The problem – How many lines in the records below contain the word "dann"? Answer with the number alone.

━━━━━━━━━━━━━━━━

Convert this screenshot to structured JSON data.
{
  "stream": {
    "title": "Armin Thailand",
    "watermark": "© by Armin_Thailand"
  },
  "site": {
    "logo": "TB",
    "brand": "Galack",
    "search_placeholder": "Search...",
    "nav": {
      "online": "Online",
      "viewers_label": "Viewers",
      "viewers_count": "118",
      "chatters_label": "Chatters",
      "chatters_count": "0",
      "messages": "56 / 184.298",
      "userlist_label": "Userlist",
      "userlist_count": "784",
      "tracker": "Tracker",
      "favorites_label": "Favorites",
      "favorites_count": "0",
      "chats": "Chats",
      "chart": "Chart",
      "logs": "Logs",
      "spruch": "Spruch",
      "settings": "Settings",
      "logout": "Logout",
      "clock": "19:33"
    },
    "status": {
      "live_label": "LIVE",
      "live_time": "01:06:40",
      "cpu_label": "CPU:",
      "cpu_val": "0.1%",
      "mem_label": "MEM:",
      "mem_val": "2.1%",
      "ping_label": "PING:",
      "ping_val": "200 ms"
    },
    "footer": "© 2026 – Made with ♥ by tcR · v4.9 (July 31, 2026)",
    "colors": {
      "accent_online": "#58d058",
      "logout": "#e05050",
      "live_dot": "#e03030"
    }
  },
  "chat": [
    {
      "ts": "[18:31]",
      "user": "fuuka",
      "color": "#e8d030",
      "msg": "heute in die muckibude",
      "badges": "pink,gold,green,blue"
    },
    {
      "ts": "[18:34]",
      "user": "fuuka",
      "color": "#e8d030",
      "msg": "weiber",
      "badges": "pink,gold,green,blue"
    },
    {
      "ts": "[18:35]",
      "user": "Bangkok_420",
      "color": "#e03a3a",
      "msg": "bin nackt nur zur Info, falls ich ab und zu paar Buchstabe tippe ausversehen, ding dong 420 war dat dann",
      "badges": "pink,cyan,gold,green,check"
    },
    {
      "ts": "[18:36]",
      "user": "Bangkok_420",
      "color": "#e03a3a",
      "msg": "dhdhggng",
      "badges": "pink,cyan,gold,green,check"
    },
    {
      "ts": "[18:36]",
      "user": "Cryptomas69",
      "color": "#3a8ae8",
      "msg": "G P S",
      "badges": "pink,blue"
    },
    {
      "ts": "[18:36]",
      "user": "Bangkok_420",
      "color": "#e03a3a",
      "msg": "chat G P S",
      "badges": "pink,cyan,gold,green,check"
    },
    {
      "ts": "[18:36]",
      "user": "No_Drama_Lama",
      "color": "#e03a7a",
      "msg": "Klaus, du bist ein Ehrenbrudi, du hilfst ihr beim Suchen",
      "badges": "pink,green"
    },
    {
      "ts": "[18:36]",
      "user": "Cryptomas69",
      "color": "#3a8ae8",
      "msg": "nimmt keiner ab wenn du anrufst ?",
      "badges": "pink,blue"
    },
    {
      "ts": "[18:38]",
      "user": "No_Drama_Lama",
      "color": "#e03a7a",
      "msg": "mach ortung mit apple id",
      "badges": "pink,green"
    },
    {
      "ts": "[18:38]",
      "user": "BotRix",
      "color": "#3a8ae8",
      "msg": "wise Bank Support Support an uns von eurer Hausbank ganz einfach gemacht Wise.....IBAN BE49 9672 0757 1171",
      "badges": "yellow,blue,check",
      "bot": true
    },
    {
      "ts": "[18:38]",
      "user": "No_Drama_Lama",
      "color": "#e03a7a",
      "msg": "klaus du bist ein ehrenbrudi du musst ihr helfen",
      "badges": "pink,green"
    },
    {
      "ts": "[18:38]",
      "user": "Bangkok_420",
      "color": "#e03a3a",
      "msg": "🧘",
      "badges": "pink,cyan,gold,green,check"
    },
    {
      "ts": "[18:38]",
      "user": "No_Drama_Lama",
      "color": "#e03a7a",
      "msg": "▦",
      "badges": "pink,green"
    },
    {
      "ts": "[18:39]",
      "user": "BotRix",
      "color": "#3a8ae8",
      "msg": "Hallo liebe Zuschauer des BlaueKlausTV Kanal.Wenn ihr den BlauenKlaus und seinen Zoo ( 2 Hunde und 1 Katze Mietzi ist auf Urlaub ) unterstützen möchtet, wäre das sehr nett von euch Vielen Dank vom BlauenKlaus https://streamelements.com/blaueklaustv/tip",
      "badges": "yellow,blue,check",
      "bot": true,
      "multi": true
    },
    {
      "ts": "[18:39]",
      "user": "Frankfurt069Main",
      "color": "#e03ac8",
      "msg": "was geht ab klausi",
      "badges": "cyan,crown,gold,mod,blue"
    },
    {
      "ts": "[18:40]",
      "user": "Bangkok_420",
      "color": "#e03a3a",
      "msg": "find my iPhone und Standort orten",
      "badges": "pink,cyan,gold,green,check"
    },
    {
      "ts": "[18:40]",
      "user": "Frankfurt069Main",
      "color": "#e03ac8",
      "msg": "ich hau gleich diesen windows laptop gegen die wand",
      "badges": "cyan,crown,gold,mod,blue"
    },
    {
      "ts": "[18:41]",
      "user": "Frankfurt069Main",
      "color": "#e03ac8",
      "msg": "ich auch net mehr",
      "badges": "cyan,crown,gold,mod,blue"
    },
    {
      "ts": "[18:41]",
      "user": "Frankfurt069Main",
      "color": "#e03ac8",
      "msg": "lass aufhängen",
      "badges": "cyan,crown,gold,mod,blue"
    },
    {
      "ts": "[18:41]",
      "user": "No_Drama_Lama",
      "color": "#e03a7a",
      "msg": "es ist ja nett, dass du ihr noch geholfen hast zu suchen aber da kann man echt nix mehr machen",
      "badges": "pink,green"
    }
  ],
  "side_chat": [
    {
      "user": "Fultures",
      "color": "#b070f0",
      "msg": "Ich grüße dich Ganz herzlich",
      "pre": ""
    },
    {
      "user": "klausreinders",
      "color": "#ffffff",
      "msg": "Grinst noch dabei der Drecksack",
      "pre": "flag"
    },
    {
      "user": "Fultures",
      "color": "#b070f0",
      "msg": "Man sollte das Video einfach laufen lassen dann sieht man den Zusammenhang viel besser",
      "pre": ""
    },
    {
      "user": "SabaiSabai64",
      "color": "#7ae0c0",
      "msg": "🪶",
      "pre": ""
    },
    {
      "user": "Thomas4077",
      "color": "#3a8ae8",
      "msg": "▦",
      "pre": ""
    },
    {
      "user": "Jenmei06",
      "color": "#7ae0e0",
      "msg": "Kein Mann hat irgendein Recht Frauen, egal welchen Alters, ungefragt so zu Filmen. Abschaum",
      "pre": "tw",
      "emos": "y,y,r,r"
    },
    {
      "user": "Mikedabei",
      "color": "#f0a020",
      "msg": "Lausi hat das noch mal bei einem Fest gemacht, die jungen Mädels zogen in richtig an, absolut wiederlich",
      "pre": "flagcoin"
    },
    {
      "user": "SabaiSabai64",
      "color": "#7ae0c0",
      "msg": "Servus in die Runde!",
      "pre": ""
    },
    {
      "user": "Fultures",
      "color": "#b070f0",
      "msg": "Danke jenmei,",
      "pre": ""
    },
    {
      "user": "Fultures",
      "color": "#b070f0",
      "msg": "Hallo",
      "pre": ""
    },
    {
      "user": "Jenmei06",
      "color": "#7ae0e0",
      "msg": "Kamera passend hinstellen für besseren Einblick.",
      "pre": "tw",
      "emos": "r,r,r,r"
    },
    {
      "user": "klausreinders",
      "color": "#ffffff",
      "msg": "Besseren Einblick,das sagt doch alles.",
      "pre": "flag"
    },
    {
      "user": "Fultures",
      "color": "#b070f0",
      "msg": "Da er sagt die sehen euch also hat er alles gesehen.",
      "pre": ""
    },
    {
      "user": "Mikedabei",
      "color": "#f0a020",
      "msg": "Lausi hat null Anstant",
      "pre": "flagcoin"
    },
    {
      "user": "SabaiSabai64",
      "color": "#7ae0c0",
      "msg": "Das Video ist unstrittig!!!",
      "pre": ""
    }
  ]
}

━━━━━━━━━━━━━━━━

Exercise solution – 2